# Consignes de l'exercice
**A.** Recopiez fidèlement, dans la critique de roman, le passage qui commence par les mots contenant « En refermant ce » et se termine par « ou mal écrit. ».
**B.** D'après la critique de roman, comment appelle-t-on les personnes nées sur Concordia ?
++++ Extrait à lire ++++
En refermant ce livre, j’ai deux réactions . La première c’est « Woww!! ». Quel voyage ! Mais quel voyage ! La deuxième c’est « Oui mais d’accord mais il va y avoir une suite, n’est-ce-pas ? Il me manque des certitudes là ! « ..
J’ai pris ma respiration avant de plonger dans ce roman que j’attendais, ayant beaucoup aimé « Quitter les Monts d’Automne » de la même auteure, et il me faut choisir mon moment pour chaque livre. Chaque livre dont j’aime l’auteur, dont j’attends beaucoup. Pour les « autres moments » il y a les « petits thrillers » qui me sont de bonne compagnie en général. Sauf le dernier de K.L. Slater que j’ai jeté à l’autre bout de la pièce, ma vieille habitude quand c’est nul ou mal écrit.
Nous sommes en 2563. La Terre est en mauvais état, l’humanité tente pourtant des « réparations ». En même temps, plusieurs stations spatiales autour de la Terre sont en fonctionnement depuis longtemps, dont Taihe-Concordia, immense station spatiale accrochée à la Lune qui est peuplée de milliers de personnes, des Terriens y travaillent, d’autres y sont nés. Ceux qui sont nés sur Concordia sont appelés les Sélènes. Des terriens de tous pays se retrouvent sur Concordia, de tous pays, mais une majorité d’entre eux sont d’origine chinoise, ou chinoise mixte.
++++ Données fournies ++++
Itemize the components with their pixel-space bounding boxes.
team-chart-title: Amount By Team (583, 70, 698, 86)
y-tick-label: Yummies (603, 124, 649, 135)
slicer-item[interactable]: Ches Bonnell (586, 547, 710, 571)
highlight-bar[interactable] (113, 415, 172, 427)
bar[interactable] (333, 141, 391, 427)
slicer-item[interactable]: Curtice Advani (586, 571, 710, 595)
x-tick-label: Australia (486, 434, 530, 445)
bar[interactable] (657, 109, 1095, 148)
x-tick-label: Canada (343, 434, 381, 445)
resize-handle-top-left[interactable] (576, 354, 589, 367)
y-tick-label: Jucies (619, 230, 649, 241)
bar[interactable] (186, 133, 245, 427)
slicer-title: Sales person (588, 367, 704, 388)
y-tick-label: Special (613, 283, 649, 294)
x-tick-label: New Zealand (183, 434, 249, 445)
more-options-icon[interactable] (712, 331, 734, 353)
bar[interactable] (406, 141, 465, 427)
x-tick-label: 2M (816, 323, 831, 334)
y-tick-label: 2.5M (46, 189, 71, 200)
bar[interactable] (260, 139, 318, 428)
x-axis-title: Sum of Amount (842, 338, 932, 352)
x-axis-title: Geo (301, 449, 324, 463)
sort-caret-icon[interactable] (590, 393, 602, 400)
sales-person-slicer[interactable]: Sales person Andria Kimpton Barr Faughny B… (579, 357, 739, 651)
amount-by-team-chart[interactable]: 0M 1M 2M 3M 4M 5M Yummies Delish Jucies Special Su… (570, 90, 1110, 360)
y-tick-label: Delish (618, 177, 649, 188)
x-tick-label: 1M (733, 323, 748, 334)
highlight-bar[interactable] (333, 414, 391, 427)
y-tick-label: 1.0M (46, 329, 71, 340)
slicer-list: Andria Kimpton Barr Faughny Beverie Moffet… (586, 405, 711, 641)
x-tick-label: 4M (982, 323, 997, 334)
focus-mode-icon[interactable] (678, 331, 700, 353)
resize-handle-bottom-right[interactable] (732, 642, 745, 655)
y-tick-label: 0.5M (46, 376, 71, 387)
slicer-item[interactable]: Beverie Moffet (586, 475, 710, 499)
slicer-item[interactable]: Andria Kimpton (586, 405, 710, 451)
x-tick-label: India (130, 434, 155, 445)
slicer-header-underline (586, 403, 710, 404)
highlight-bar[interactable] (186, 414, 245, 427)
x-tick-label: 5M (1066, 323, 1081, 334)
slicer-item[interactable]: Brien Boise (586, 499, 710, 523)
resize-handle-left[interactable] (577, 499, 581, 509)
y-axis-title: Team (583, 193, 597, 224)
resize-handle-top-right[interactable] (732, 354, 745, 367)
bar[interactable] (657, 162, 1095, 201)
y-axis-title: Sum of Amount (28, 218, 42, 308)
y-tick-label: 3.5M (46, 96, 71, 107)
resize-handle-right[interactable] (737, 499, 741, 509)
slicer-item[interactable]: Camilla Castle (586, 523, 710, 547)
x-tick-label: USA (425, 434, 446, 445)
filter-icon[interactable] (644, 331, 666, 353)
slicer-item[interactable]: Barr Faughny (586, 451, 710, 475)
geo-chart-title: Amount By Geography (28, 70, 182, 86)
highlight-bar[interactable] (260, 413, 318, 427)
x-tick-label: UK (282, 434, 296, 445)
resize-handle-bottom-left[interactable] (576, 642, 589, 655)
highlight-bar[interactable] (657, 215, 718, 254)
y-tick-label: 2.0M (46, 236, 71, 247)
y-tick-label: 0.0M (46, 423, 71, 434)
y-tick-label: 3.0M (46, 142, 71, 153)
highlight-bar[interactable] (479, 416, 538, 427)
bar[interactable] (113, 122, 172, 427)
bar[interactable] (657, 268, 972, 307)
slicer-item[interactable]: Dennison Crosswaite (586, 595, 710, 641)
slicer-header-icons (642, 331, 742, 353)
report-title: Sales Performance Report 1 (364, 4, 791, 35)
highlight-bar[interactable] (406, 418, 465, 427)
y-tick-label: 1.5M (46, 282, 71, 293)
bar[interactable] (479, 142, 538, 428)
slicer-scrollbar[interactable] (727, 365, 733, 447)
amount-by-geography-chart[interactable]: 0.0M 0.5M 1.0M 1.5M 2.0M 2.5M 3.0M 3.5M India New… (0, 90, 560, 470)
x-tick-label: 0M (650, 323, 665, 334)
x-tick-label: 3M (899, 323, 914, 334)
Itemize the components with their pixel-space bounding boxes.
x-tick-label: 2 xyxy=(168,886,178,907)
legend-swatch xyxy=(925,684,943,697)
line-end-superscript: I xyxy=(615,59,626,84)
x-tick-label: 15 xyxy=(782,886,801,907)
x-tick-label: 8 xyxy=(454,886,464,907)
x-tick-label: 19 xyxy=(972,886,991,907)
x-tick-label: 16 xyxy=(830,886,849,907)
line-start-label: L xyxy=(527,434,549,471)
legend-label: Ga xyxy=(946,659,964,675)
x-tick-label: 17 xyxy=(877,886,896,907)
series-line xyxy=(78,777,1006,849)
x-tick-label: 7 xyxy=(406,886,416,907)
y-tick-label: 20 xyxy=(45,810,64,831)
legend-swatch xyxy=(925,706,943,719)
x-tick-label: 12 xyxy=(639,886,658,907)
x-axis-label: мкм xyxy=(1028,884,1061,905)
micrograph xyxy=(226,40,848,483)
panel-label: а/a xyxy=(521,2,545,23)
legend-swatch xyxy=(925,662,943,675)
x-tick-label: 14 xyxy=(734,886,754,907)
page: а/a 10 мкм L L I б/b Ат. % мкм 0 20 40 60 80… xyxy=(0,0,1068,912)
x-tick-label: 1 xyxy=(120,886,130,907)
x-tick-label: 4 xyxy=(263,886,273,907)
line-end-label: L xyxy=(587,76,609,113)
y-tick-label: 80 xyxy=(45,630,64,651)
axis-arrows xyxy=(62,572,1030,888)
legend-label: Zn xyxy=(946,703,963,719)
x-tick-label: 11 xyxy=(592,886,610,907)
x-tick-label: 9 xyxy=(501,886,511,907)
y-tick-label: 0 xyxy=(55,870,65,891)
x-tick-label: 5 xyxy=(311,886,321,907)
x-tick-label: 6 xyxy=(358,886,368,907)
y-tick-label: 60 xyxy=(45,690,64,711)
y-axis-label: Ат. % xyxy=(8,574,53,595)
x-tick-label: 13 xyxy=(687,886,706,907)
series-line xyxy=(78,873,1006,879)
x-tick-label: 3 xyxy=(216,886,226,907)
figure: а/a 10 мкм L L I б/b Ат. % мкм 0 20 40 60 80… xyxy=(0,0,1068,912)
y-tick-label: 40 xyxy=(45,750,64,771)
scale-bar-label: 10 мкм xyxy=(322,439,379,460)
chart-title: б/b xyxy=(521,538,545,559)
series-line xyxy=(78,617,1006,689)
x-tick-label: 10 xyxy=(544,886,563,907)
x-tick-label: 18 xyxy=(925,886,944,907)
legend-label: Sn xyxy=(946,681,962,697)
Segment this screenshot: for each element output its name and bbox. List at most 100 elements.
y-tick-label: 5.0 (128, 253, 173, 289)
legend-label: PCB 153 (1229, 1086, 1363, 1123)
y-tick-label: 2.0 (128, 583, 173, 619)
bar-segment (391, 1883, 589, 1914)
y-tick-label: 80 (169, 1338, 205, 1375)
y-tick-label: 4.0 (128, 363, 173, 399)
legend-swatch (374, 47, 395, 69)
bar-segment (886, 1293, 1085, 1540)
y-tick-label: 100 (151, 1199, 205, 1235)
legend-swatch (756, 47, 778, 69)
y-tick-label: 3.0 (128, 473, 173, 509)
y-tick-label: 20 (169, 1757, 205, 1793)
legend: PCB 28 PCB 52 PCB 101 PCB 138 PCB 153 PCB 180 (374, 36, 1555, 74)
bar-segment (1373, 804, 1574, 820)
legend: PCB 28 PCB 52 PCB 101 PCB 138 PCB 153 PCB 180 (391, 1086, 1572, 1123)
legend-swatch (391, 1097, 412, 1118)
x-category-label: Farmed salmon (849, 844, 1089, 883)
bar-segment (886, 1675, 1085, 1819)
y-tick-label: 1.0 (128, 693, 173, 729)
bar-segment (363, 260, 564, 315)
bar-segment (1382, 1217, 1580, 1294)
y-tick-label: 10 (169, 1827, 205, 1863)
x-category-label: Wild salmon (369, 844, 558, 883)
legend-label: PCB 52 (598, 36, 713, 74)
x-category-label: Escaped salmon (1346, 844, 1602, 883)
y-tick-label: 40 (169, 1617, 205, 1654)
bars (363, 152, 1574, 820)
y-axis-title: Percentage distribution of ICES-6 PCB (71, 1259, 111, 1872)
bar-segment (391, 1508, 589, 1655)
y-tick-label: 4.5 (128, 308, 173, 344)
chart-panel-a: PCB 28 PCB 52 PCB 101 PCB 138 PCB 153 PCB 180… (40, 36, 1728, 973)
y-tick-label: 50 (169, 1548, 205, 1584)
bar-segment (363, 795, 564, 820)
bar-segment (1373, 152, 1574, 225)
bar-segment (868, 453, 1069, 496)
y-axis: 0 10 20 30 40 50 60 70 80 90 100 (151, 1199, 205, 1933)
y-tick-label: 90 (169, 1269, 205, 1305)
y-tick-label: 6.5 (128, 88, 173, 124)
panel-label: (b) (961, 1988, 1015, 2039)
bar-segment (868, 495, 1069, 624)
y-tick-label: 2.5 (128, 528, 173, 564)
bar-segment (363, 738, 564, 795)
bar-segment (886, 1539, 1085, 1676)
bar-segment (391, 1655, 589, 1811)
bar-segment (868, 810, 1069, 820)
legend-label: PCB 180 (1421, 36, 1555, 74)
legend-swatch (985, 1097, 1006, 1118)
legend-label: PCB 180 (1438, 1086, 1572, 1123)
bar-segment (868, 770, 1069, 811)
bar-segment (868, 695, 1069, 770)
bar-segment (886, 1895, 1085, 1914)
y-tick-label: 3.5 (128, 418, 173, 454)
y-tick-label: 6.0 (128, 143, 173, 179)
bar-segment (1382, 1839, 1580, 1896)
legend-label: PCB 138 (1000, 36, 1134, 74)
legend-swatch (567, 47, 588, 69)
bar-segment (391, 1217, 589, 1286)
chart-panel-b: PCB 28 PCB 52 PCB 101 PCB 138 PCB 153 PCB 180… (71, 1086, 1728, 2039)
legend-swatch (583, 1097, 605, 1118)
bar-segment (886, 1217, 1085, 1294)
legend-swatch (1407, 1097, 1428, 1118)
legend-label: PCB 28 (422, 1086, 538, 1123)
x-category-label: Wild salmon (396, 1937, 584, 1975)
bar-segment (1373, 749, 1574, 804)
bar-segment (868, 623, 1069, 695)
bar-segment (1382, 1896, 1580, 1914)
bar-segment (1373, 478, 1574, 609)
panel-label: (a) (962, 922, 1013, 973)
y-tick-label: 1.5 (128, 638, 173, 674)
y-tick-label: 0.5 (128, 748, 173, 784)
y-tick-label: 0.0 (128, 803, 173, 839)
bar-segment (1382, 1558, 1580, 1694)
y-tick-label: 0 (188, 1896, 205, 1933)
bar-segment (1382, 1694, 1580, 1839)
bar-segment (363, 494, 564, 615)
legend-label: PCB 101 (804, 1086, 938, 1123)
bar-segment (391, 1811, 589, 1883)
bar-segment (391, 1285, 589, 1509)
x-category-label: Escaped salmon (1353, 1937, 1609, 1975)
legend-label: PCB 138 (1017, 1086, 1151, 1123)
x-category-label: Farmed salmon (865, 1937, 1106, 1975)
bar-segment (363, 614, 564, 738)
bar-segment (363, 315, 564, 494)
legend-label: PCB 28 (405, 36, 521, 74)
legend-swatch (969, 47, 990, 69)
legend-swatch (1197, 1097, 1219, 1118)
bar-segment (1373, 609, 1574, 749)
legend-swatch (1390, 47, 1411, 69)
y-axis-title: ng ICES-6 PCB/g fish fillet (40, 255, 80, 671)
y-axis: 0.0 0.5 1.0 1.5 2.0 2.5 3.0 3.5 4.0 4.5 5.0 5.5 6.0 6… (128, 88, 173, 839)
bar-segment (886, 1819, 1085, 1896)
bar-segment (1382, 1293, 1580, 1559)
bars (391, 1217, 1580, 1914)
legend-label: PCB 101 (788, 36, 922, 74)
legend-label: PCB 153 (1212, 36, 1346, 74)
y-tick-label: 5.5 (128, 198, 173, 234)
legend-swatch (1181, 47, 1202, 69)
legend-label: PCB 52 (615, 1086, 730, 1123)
++++
# Réponses fournies
**A.**
En refermant ce livre, j’ai deux réactions . La première c’est « Woww!! ». Quel voyage ! Mais quel voyage ! La deuxième c’est « Oui mais d’accord mais il va y avoir une suite, n’est-ce-pas ? Il me manque des certitudes là ! « ..
J’ai pris ma respiration avant de plonger dans ce roman que j’attendais, ayant beaucoup aimé « Quitter les Monts d’Automne » de la même auteure, et il me faut choisir mon moment pour chaque livre. Chaque livre dont j’aime l’auteur, dont j’attends beaucoup. Pour les « autres moments » il y a les « petits thrillers » qui me sont de bonne compagnie en général. Sauf le dernier de K.L. Slater que j’ai jeté à l’autre bout de la pièce, ma vieille habitude quand c’est nul ou mal écrit.

**B.** On les appelle les Sélènes.